Written request >>
Reproduce every entry below precisely. Pictures are excluded from the copy.

Given records >>
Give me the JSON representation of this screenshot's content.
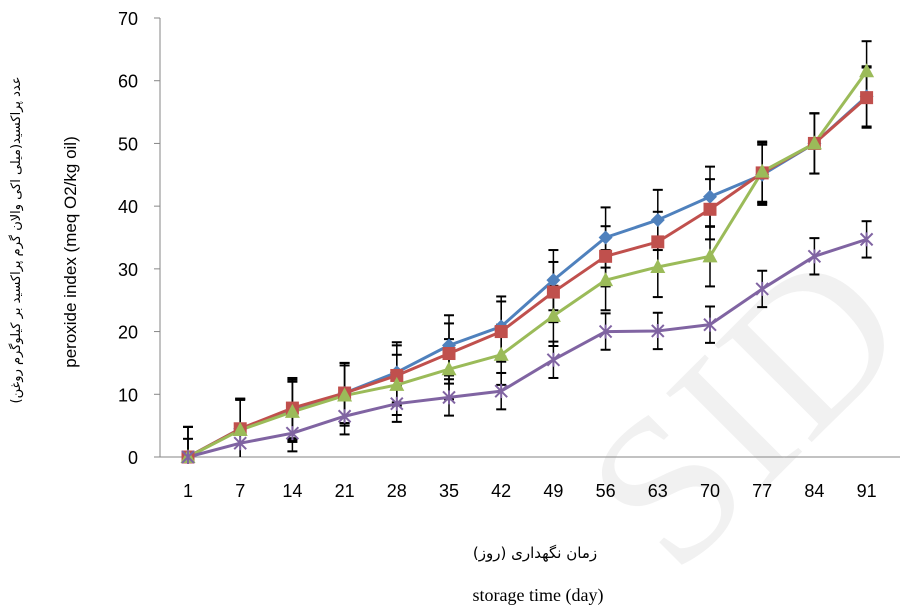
{
  "chart_data": {
    "type": "line",
    "categories": [
      "1",
      "7",
      "14",
      "21",
      "28",
      "35",
      "42",
      "49",
      "56",
      "63",
      "70",
      "77",
      "84",
      "91"
    ],
    "ylim": [
      0,
      70
    ],
    "yticks": [
      0,
      10,
      20,
      30,
      40,
      50,
      60,
      70
    ],
    "grid": false,
    "legend": "none",
    "xlabel_fa": "زمان نگهداری (روز)",
    "xlabel_en": "storage time (day)",
    "ylabel_en": "peroxide index (meq O2/kg oil)",
    "ylabel_fa": "عدد پراکسید(میلی اکی والان گرم پراکسید بر کیلوگرم روغن)",
    "watermark": "SID",
    "series": [
      {
        "marker": "diamond",
        "color": "#4f81bd",
        "values": [
          0,
          4.5,
          7.5,
          10.2,
          13.5,
          17.8,
          20.8,
          28.2,
          35,
          37.8,
          41.5,
          45,
          50,
          57.5
        ],
        "errors": [
          4.8,
          4.8,
          4.8,
          4.8,
          4.8,
          4.8,
          4.8,
          4.8,
          4.8,
          4.8,
          4.8,
          4.8,
          4.8,
          4.8
        ]
      },
      {
        "marker": "square",
        "color": "#c0504d",
        "values": [
          0,
          4.5,
          7.8,
          10.2,
          13,
          16.5,
          20,
          26.3,
          32,
          34.3,
          39.5,
          45.3,
          50,
          57.3
        ],
        "errors": [
          4.8,
          4.8,
          4.8,
          4.8,
          4.8,
          4.8,
          4.8,
          4.8,
          4.8,
          4.8,
          4.8,
          4.8,
          4.8,
          4.8
        ]
      },
      {
        "marker": "triangle",
        "color": "#9bbb59",
        "values": [
          0,
          4.3,
          7.2,
          9.8,
          11.5,
          14,
          16.3,
          22.5,
          28.2,
          30.3,
          32,
          45.5,
          50,
          61.5
        ],
        "errors": [
          4.8,
          4.8,
          4.8,
          4.8,
          4.8,
          4.8,
          4.8,
          4.8,
          4.8,
          4.8,
          4.8,
          4.8,
          4.8,
          4.8
        ]
      },
      {
        "marker": "x",
        "color": "#8064a2",
        "values": [
          0,
          2.2,
          3.8,
          6.5,
          8.5,
          9.5,
          10.5,
          15.5,
          20,
          20.1,
          21.1,
          26.8,
          32,
          34.7
        ],
        "errors": [
          2.9,
          2.9,
          2.9,
          2.9,
          2.9,
          2.9,
          2.9,
          2.9,
          2.9,
          2.9,
          2.9,
          2.9,
          2.9,
          2.9
        ]
      }
    ]
  }
}
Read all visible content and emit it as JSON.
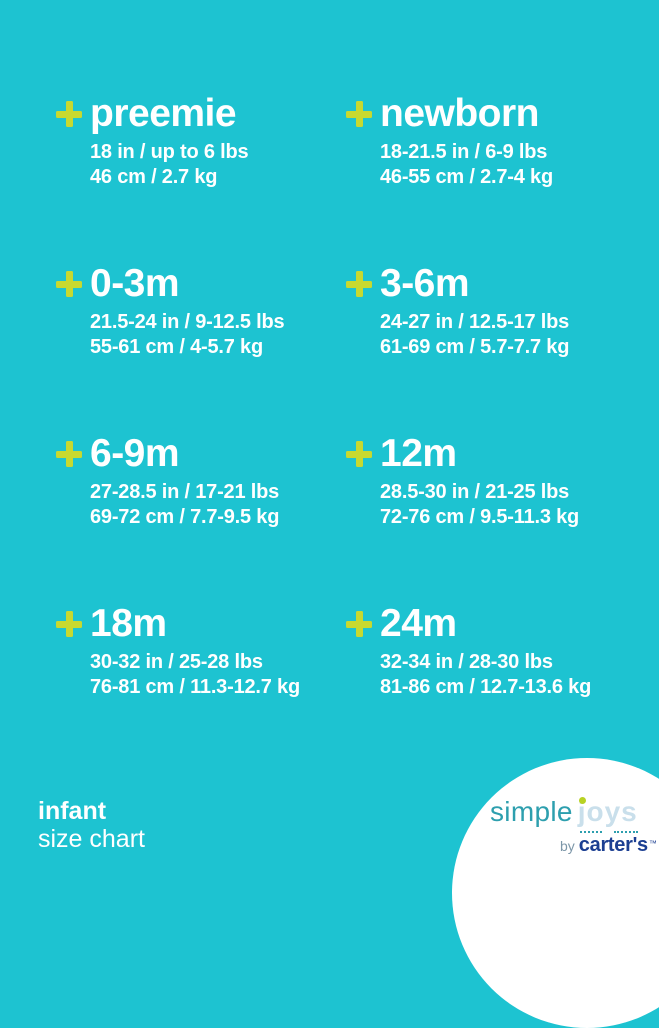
{
  "page": {
    "colors": {
      "background": "#1dc3d1",
      "accent": "#c7d930",
      "text": "#ffffff",
      "circle": "#ffffff",
      "logo_simple": "#2d9fae",
      "logo_joys": "#c9dfeb",
      "logo_dot": "#b8d223",
      "logo_by": "#7d97a9",
      "logo_carters": "#1c3f92"
    }
  },
  "sizes": [
    {
      "label": "preemie",
      "imperial": "18 in / up to 6 lbs",
      "metric": "46 cm / 2.7 kg"
    },
    {
      "label": "newborn",
      "imperial": "18-21.5 in / 6-9 lbs",
      "metric": "46-55 cm / 2.7-4 kg"
    },
    {
      "label": "0-3m",
      "imperial": "21.5-24 in / 9-12.5 lbs",
      "metric": "55-61 cm / 4-5.7 kg"
    },
    {
      "label": "3-6m",
      "imperial": "24-27 in / 12.5-17 lbs",
      "metric": "61-69 cm / 5.7-7.7 kg"
    },
    {
      "label": "6-9m",
      "imperial": "27-28.5 in / 17-21 lbs",
      "metric": "69-72 cm / 7.7-9.5 kg"
    },
    {
      "label": "12m",
      "imperial": "28.5-30 in / 21-25 lbs",
      "metric": "72-76 cm / 9.5-11.3 kg"
    },
    {
      "label": "18m",
      "imperial": "30-32 in / 25-28 lbs",
      "metric": "76-81 cm / 11.3-12.7 kg"
    },
    {
      "label": "24m",
      "imperial": "32-34 in / 28-30 lbs",
      "metric": "81-86 cm / 12.7-13.6 kg"
    }
  ],
  "footer": {
    "category": "infant",
    "subtitle": "size chart"
  },
  "logo": {
    "simple": "simple",
    "joys": "joys",
    "by": "by",
    "brand": "carter's",
    "tm": "™"
  }
}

Exercise result >>
Give me the JSON representation of this screenshot's content.
{
  "chart_data": {
    "type": "line",
    "categories": [
      "1",
      "7",
      "14",
      "21",
      "28",
      "35",
      "42",
      "49",
      "56",
      "63",
      "70",
      "77",
      "84",
      "91"
    ],
    "ylim": [
      0,
      70
    ],
    "yticks": [
      0,
      10,
      20,
      30,
      40,
      50,
      60,
      70
    ],
    "grid": false,
    "legend": "none",
    "xlabel_fa": "زمان نگهداری (روز)",
    "xlabel_en": "storage time (day)",
    "ylabel_en": "peroxide index (meq O2/kg oil)",
    "ylabel_fa": "عدد پراکسید(میلی اکی والان گرم پراکسید بر کیلوگرم روغن)",
    "watermark": "SID",
    "series": [
      {
        "marker": "diamond",
        "color": "#4f81bd",
        "values": [
          0,
          4.5,
          7.5,
          10.2,
          13.5,
          17.8,
          20.8,
          28.2,
          35,
          37.8,
          41.5,
          45,
          50,
          57.5
        ],
        "errors": [
          4.8,
          4.8,
          4.8,
          4.8,
          4.8,
          4.8,
          4.8,
          4.8,
          4.8,
          4.8,
          4.8,
          4.8,
          4.8,
          4.8
        ]
      },
      {
        "marker": "square",
        "color": "#c0504d",
        "values": [
          0,
          4.5,
          7.8,
          10.2,
          13,
          16.5,
          20,
          26.3,
          32,
          34.3,
          39.5,
          45.3,
          50,
          57.3
        ],
        "errors": [
          4.8,
          4.8,
          4.8,
          4.8,
          4.8,
          4.8,
          4.8,
          4.8,
          4.8,
          4.8,
          4.8,
          4.8,
          4.8,
          4.8
        ]
      },
      {
        "marker": "triangle",
        "color": "#9bbb59",
        "values": [
          0,
          4.3,
          7.2,
          9.8,
          11.5,
          14,
          16.3,
          22.5,
          28.2,
          30.3,
          32,
          45.5,
          50,
          61.5
        ],
        "errors": [
          4.8,
          4.8,
          4.8,
          4.8,
          4.8,
          4.8,
          4.8,
          4.8,
          4.8,
          4.8,
          4.8,
          4.8,
          4.8,
          4.8
        ]
      },
      {
        "marker": "x",
        "color": "#8064a2",
        "values": [
          0,
          2.2,
          3.8,
          6.5,
          8.5,
          9.5,
          10.5,
          15.5,
          20,
          20.1,
          21.1,
          26.8,
          32,
          34.7
        ],
        "errors": [
          2.9,
          2.9,
          2.9,
          2.9,
          2.9,
          2.9,
          2.9,
          2.9,
          2.9,
          2.9,
          2.9,
          2.9,
          2.9,
          2.9
        ]
      }
    ]
  }
}
Read all visible content and emit it as JSON.
{
  "page": {
    "colors": {
      "background": "#1dc3d1",
      "accent": "#c7d930",
      "text": "#ffffff",
      "circle": "#ffffff",
      "logo_simple": "#2d9fae",
      "logo_joys": "#c9dfeb",
      "logo_dot": "#b8d223",
      "logo_by": "#7d97a9",
      "logo_carters": "#1c3f92"
    }
  },
  "sizes": [
    {
      "label": "preemie",
      "imperial": "18 in / up to 6 lbs",
      "metric": "46 cm / 2.7 kg"
    },
    {
      "label": "newborn",
      "imperial": "18-21.5 in / 6-9 lbs",
      "metric": "46-55 cm / 2.7-4 kg"
    },
    {
      "label": "0-3m",
      "imperial": "21.5-24 in / 9-12.5 lbs",
      "metric": "55-61 cm / 4-5.7 kg"
    },
    {
      "label": "3-6m",
      "imperial": "24-27 in / 12.5-17 lbs",
      "metric": "61-69 cm / 5.7-7.7 kg"
    },
    {
      "label": "6-9m",
      "imperial": "27-28.5 in / 17-21 lbs",
      "metric": "69-72 cm / 7.7-9.5 kg"
    },
    {
      "label": "12m",
      "imperial": "28.5-30 in / 21-25 lbs",
      "metric": "72-76 cm / 9.5-11.3 kg"
    },
    {
      "label": "18m",
      "imperial": "30-32 in / 25-28 lbs",
      "metric": "76-81 cm / 11.3-12.7 kg"
    },
    {
      "label": "24m",
      "imperial": "32-34 in / 28-30 lbs",
      "metric": "81-86 cm / 12.7-13.6 kg"
    }
  ],
  "footer": {
    "category": "infant",
    "subtitle": "size chart"
  },
  "logo": {
    "simple": "simple",
    "joys": "joys",
    "by": "by",
    "brand": "carter's",
    "tm": "™"
  }
}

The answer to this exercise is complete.